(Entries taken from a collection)
•••••
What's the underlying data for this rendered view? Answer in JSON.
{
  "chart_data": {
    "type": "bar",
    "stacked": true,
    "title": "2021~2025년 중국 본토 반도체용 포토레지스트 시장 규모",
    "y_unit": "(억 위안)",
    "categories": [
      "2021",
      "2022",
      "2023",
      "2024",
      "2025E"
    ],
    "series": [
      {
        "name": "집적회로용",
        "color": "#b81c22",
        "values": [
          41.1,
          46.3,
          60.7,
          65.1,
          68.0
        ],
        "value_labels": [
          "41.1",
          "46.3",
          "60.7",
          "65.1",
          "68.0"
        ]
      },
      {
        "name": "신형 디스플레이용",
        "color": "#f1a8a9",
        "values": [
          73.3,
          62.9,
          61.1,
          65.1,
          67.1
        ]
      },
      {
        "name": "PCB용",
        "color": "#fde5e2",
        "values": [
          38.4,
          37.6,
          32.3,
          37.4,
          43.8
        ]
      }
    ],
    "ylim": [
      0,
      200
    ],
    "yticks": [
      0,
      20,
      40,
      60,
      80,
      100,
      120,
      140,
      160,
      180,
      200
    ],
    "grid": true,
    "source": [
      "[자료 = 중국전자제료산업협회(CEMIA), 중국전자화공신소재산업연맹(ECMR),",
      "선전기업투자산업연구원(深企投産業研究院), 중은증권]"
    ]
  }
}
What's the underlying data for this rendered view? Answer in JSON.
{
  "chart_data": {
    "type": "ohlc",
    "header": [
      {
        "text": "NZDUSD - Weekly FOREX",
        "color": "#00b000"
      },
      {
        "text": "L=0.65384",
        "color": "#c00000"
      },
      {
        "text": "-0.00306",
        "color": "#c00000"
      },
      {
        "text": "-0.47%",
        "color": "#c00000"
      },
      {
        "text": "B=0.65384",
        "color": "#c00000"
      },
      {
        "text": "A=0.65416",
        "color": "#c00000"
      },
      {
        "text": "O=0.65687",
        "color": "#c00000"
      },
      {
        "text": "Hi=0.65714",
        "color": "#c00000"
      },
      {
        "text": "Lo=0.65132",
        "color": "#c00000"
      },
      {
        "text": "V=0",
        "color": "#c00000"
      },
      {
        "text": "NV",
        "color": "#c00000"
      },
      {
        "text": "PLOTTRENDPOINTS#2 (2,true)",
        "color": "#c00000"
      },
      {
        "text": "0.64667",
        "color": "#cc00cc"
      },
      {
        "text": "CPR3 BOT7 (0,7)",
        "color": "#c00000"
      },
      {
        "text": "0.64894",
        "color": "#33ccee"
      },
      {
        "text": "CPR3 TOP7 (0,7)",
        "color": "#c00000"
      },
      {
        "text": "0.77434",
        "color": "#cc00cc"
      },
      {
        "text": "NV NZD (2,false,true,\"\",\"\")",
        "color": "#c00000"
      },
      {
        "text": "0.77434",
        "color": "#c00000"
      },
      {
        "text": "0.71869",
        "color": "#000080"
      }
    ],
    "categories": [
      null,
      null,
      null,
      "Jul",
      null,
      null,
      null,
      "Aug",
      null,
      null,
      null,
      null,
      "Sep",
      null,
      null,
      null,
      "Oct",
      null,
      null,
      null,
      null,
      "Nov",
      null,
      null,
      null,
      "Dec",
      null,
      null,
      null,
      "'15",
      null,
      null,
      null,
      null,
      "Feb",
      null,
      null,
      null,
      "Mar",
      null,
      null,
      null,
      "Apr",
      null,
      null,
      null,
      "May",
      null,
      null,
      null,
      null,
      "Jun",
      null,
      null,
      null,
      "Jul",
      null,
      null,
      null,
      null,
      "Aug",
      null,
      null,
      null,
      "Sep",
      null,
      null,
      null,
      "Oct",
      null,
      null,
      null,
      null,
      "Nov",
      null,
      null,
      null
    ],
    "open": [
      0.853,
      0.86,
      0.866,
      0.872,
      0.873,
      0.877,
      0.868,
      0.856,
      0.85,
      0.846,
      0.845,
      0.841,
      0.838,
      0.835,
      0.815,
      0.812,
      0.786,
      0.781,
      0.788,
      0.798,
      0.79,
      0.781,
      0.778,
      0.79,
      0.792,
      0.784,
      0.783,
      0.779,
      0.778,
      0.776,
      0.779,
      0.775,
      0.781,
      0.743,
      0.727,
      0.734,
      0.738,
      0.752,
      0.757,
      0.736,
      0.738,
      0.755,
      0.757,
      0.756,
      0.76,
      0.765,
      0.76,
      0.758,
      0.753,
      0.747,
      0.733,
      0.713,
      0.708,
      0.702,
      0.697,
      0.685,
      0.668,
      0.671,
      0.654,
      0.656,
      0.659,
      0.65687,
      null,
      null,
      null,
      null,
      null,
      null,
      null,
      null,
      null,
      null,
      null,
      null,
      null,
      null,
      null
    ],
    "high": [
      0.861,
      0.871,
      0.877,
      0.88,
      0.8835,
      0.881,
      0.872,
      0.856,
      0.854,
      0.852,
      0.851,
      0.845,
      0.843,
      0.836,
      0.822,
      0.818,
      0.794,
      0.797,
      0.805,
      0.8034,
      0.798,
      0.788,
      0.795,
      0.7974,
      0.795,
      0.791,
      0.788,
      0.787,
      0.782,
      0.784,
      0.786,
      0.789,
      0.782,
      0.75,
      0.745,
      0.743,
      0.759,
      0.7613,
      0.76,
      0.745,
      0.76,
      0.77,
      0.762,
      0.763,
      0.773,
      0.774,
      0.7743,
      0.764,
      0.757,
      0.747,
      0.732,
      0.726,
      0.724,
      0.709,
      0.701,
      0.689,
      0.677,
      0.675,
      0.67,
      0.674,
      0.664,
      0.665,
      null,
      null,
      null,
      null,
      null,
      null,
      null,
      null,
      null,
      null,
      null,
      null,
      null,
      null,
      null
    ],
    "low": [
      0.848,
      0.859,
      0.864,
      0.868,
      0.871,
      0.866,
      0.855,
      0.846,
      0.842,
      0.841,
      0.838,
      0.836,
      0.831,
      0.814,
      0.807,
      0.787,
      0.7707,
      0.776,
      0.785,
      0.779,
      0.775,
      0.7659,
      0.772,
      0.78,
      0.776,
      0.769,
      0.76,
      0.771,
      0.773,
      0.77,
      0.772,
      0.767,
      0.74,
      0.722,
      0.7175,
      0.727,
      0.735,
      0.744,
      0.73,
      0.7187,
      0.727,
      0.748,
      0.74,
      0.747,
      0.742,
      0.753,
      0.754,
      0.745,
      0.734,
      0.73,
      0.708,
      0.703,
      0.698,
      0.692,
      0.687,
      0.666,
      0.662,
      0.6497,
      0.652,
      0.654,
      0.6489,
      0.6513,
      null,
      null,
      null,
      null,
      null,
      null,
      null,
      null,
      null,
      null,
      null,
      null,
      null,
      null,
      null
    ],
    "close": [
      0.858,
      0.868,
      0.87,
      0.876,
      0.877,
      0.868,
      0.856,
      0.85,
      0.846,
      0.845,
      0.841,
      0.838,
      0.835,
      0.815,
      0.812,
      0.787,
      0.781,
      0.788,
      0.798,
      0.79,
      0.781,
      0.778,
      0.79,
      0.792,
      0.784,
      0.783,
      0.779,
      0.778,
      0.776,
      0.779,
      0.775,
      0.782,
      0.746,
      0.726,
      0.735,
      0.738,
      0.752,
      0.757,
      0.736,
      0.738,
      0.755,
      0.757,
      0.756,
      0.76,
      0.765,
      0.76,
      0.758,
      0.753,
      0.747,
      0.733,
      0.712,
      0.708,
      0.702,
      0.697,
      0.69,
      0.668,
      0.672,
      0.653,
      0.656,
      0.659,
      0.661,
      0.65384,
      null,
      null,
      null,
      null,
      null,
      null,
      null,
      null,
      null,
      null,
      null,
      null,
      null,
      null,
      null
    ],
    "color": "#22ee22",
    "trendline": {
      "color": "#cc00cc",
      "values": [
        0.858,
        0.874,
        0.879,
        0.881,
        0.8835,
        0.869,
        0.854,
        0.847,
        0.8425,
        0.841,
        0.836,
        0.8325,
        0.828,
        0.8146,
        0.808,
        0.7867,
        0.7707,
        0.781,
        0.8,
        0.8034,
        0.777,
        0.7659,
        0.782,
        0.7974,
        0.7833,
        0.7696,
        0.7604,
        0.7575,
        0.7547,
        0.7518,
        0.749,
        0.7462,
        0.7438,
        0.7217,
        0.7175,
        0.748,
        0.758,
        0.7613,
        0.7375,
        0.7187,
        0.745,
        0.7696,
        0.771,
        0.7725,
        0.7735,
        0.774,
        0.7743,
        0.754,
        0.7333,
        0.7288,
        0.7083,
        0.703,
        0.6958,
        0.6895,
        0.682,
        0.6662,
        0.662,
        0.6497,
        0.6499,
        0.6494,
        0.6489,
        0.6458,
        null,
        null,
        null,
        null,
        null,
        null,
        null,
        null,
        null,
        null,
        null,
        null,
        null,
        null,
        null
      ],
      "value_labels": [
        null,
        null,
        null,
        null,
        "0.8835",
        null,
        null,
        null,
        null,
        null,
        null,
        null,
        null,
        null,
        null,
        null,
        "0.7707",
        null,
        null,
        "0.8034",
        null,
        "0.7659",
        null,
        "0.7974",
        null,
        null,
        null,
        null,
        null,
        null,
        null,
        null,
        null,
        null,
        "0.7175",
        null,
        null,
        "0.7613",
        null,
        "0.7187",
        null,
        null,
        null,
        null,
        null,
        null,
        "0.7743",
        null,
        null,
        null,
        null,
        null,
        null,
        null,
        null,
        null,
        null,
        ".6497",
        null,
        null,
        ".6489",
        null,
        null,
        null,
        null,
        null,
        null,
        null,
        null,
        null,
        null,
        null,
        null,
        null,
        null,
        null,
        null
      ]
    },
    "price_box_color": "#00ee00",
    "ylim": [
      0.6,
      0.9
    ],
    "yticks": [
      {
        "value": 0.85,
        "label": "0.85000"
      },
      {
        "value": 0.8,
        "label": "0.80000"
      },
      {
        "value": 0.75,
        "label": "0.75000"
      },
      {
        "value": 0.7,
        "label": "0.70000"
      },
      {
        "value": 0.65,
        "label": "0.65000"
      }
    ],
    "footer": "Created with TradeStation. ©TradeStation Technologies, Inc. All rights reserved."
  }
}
•••••
● Instructions for the task
Respond with nothing but the number of lines in the entries that contain the string "true".

● Exercise solution
4